# What is being asked:
The entries need to be copied exactly.

-- START OF Data in this exercise --

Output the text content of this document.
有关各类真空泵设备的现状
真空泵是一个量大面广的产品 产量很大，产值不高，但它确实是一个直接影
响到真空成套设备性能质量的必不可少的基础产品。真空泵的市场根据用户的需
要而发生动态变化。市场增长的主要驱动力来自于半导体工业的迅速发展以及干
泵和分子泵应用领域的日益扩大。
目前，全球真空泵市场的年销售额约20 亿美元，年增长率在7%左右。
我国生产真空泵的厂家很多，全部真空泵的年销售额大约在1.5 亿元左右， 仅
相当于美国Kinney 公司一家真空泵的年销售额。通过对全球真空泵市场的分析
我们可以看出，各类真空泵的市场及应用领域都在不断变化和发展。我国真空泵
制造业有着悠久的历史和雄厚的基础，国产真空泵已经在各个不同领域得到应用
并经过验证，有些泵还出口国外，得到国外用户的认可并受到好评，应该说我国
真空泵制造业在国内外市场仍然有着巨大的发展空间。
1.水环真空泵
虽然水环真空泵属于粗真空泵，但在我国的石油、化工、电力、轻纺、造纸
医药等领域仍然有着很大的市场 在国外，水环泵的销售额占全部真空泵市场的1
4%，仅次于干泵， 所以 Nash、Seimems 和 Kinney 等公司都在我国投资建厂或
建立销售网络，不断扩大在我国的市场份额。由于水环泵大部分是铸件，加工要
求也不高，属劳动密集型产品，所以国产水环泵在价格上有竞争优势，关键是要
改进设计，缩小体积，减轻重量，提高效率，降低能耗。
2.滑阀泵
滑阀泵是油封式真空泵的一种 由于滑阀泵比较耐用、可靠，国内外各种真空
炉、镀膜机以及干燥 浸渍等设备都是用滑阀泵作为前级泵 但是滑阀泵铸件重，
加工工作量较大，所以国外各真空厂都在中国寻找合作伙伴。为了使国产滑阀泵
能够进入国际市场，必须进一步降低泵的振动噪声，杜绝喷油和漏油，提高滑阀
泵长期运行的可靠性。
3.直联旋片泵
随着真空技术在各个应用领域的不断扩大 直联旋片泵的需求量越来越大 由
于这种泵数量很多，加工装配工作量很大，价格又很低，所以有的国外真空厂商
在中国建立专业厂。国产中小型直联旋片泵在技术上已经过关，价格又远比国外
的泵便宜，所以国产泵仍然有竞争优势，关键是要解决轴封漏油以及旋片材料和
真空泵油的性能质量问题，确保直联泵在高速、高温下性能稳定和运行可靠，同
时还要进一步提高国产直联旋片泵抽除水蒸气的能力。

-- END OF Data in this exercise --

# Written response:
Output the text content of this document.
有关各类真空泵设备的现状
真空泵是一个量大面广的产品 产量很大，产值不高，但它确实是一个直接影
响到真空成套设备性能质量的必不可少的基础产品。真空泵的市场根据用户的需
要而发生动态变化。市场增长的主要驱动力来自于半导体工业的迅速发展以及干
泵和分子泵应用领域的日益扩大。
目前，全球真空泵市场的年销售额约20 亿美元，年增长率在7%左右。
我国生产真空泵的厂家很多，全部真空泵的年销售额大约在1.5 亿元左右， 仅
相当于美国Kinney 公司一家真空泵的年销售额。通过对全球真空泵市场的分析
我们可以看出，各类真空泵的市场及应用领域都在不断变化和发展。我国真空泵
制造业有着悠久的历史和雄厚的基础，国产真空泵已经在各个不同领域得到应用
并经过验证，有些泵还出口国外，得到国外用户的认可并受到好评，应该说我国
真空泵制造业在国内外市场仍然有着巨大的发展空间。
1.水环真空泵
虽然水环真空泵属于粗真空泵，但在我国的石油、化工、电力、轻纺、造纸
医药等领域仍然有着很大的市场 在国外，水环泵的销售额占全部真空泵市场的1
4%，仅次于干泵， 所以 Nash、Seimems 和 Kinney 等公司都在我国投资建厂或
建立销售网络，不断扩大在我国的市场份额。由于水环泵大部分是铸件，加工要
求也不高，属劳动密集型产品，所以国产水环泵在价格上有竞争优势，关键是要
改进设计，缩小体积，减轻重量，提高效率，降低能耗。
2.滑阀泵
滑阀泵是油封式真空泵的一种 由于滑阀泵比较耐用、可靠，国内外各种真空
炉、镀膜机以及干燥 浸渍等设备都是用滑阀泵作为前级泵 但是滑阀泵铸件重，
加工工作量较大，所以国外各真空厂都在中国寻找合作伙伴。为了使国产滑阀泵
能够进入国际市场，必须进一步降低泵的振动噪声，杜绝喷油和漏油，提高滑阀
泵长期运行的可靠性。
3.直联旋片泵
随着真空技术在各个应用领域的不断扩大 直联旋片泵的需求量越来越大 由
于这种泵数量很多，加工装配工作量很大，价格又很低，所以有的国外真空厂商
在中国建立专业厂。国产中小型直联旋片泵在技术上已经过关，价格又远比国外
的泵便宜，所以国产泵仍然有竞争优势，关键是要解决轴封漏油以及旋片材料和
真空泵油的性能质量问题，确保直联泵在高速、高温下性能稳定和运行可靠，同
时还要进一步提高国产直联旋片泵抽除水蒸气的能力。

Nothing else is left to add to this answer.